▸ Written task
Copy every line from the material below that holds "noch".

▸ Raw data
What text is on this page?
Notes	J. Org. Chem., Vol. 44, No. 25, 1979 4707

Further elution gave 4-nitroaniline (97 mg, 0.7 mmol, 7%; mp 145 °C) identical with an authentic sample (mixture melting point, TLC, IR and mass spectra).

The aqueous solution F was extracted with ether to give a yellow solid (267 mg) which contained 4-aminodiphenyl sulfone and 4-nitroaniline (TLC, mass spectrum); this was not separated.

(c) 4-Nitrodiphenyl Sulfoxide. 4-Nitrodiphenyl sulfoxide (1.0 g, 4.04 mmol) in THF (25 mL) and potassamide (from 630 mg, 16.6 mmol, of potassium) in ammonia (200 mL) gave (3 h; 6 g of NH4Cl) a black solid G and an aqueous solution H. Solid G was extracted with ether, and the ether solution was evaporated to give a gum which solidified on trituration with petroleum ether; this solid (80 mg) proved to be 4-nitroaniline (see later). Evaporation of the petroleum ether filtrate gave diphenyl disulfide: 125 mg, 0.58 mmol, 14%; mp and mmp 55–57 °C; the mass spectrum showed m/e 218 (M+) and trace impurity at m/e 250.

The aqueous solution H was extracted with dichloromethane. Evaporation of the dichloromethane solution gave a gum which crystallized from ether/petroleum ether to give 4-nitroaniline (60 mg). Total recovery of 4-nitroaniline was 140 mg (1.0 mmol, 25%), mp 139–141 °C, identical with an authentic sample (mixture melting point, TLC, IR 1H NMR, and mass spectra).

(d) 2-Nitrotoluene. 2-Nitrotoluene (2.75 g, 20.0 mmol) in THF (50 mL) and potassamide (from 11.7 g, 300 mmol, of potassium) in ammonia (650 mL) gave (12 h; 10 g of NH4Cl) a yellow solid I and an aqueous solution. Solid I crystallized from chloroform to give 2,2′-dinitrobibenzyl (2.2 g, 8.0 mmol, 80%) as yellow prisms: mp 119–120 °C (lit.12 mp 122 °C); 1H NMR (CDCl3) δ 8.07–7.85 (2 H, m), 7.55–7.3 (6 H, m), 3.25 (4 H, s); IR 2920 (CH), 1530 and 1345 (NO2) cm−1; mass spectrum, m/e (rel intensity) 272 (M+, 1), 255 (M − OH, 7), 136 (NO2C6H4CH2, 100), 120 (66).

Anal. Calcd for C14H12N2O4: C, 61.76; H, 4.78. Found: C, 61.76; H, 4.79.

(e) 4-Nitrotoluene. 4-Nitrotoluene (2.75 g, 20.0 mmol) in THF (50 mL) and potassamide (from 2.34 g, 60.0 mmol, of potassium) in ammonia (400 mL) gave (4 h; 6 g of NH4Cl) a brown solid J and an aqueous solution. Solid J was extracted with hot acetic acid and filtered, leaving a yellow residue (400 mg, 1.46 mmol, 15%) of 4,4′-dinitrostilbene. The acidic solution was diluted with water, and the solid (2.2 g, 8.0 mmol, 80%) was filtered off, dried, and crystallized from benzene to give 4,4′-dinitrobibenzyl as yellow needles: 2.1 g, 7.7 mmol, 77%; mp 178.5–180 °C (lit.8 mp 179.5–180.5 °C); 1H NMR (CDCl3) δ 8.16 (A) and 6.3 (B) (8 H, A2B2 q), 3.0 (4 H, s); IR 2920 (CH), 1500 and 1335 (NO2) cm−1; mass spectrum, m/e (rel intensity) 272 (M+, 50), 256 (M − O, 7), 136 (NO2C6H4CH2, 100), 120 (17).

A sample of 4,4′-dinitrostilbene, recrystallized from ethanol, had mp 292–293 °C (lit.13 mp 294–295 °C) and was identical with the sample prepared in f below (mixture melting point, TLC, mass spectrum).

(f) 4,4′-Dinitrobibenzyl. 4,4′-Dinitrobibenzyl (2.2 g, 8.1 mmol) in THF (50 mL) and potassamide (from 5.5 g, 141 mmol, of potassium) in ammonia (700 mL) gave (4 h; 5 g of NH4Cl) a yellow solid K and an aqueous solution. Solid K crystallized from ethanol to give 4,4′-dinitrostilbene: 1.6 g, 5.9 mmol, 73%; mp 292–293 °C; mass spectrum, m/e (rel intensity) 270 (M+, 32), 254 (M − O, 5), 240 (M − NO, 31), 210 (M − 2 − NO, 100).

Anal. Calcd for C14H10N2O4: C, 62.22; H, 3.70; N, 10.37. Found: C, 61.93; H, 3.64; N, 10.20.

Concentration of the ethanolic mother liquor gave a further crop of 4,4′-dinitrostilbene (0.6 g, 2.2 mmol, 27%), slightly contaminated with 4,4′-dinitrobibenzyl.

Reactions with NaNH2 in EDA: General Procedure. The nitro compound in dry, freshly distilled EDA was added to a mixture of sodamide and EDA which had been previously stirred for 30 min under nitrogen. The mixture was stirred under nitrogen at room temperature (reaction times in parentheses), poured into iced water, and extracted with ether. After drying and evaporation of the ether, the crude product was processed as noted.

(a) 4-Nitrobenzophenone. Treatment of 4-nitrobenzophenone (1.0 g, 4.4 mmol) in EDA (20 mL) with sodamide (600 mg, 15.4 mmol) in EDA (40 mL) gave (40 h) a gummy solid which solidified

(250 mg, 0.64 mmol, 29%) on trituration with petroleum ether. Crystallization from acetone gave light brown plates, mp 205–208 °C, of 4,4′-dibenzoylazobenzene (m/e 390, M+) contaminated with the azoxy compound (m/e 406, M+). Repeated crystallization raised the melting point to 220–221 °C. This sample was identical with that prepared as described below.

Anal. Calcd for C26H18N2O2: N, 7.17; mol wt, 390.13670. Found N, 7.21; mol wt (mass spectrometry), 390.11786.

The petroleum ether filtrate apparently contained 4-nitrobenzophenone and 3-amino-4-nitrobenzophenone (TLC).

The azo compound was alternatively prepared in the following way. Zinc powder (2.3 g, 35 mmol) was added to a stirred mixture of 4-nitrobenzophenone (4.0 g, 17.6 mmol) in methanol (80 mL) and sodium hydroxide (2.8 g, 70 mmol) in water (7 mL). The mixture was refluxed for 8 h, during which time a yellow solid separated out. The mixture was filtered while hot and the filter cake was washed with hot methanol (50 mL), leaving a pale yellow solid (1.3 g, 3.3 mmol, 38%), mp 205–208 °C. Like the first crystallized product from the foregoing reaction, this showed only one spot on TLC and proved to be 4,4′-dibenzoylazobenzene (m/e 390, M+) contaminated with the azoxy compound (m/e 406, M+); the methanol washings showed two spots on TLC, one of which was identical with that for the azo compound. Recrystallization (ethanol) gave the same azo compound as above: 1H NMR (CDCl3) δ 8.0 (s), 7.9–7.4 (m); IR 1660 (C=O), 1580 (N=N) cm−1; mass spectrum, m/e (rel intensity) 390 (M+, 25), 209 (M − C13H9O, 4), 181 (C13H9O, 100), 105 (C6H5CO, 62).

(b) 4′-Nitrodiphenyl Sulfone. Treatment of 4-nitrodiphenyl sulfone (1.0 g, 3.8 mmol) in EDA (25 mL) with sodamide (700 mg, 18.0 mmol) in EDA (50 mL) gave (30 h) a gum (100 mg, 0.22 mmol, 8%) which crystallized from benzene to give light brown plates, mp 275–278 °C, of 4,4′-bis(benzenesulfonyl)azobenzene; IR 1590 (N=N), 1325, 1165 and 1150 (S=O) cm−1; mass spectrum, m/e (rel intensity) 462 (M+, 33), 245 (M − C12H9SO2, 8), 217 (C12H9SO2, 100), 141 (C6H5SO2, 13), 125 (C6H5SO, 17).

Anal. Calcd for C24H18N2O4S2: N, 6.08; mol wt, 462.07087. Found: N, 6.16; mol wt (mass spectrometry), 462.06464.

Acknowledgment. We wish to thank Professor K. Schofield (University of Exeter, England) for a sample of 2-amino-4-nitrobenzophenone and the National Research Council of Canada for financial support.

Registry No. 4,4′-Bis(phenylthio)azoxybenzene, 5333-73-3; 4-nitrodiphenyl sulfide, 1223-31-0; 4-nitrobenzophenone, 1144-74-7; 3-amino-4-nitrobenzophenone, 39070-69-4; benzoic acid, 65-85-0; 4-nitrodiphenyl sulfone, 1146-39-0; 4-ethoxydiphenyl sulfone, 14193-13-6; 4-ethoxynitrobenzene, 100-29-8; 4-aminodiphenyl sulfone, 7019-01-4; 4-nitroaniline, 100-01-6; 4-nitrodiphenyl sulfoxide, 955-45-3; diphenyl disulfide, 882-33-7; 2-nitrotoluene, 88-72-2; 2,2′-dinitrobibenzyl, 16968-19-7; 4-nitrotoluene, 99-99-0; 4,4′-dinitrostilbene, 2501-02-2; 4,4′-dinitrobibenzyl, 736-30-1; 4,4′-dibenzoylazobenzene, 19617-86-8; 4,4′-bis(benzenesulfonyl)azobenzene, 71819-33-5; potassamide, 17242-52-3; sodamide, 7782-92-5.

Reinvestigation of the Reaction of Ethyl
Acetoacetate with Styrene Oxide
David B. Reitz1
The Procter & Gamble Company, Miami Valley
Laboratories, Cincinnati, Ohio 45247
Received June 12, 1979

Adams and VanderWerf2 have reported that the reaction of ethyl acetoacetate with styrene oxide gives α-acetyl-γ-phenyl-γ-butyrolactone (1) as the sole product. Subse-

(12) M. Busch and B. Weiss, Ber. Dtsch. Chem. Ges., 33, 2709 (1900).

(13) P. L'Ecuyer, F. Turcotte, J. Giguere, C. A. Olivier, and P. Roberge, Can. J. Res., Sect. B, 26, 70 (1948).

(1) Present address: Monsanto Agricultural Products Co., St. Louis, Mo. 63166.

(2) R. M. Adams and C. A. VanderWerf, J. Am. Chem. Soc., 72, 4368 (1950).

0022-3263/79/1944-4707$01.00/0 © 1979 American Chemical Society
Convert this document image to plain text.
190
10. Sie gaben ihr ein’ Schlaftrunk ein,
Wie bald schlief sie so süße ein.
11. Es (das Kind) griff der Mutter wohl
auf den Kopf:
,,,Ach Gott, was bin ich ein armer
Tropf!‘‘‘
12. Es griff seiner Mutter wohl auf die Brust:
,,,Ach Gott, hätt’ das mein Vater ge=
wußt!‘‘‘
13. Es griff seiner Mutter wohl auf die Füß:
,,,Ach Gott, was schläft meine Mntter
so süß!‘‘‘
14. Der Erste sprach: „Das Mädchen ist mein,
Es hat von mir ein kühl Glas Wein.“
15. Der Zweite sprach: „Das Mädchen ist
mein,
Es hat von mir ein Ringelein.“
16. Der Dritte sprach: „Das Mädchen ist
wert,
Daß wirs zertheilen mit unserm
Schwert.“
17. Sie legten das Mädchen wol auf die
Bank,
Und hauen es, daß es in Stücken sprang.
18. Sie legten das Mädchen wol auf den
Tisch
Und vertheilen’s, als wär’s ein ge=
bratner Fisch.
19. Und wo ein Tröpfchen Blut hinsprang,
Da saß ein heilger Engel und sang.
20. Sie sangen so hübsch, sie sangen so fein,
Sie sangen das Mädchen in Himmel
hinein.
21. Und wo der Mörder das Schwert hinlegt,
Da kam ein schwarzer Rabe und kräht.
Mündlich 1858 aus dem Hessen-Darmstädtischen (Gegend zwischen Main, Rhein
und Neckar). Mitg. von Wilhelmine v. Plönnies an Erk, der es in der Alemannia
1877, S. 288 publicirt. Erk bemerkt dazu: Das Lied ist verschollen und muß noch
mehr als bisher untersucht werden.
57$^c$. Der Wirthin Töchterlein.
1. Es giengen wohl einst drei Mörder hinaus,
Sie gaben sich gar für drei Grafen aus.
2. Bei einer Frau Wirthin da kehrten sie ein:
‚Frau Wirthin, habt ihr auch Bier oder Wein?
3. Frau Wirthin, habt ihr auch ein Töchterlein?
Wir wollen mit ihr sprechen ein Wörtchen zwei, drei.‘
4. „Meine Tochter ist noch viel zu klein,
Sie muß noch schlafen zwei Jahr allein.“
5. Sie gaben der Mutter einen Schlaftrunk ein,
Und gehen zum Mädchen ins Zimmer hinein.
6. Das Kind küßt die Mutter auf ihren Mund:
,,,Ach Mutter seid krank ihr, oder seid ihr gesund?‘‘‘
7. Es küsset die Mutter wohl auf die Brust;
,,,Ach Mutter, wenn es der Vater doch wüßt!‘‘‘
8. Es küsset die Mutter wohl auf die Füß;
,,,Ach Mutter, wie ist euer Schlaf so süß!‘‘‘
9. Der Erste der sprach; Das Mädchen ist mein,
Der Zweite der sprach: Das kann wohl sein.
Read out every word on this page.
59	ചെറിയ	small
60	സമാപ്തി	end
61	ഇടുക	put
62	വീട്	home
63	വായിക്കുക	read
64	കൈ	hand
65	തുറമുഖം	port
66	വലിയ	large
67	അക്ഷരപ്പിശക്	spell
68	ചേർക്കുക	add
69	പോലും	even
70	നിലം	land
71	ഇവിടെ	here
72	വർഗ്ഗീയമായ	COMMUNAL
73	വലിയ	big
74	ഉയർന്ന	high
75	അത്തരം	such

▸ Task answer
1877, S. 288 publicirt. Erk bemerkt dazu: Das Lied ist verschollen und muß noch
4. „Meine Tochter ist noch viel zu klein,
Sie muß noch schlafen zwei Jahr allein.“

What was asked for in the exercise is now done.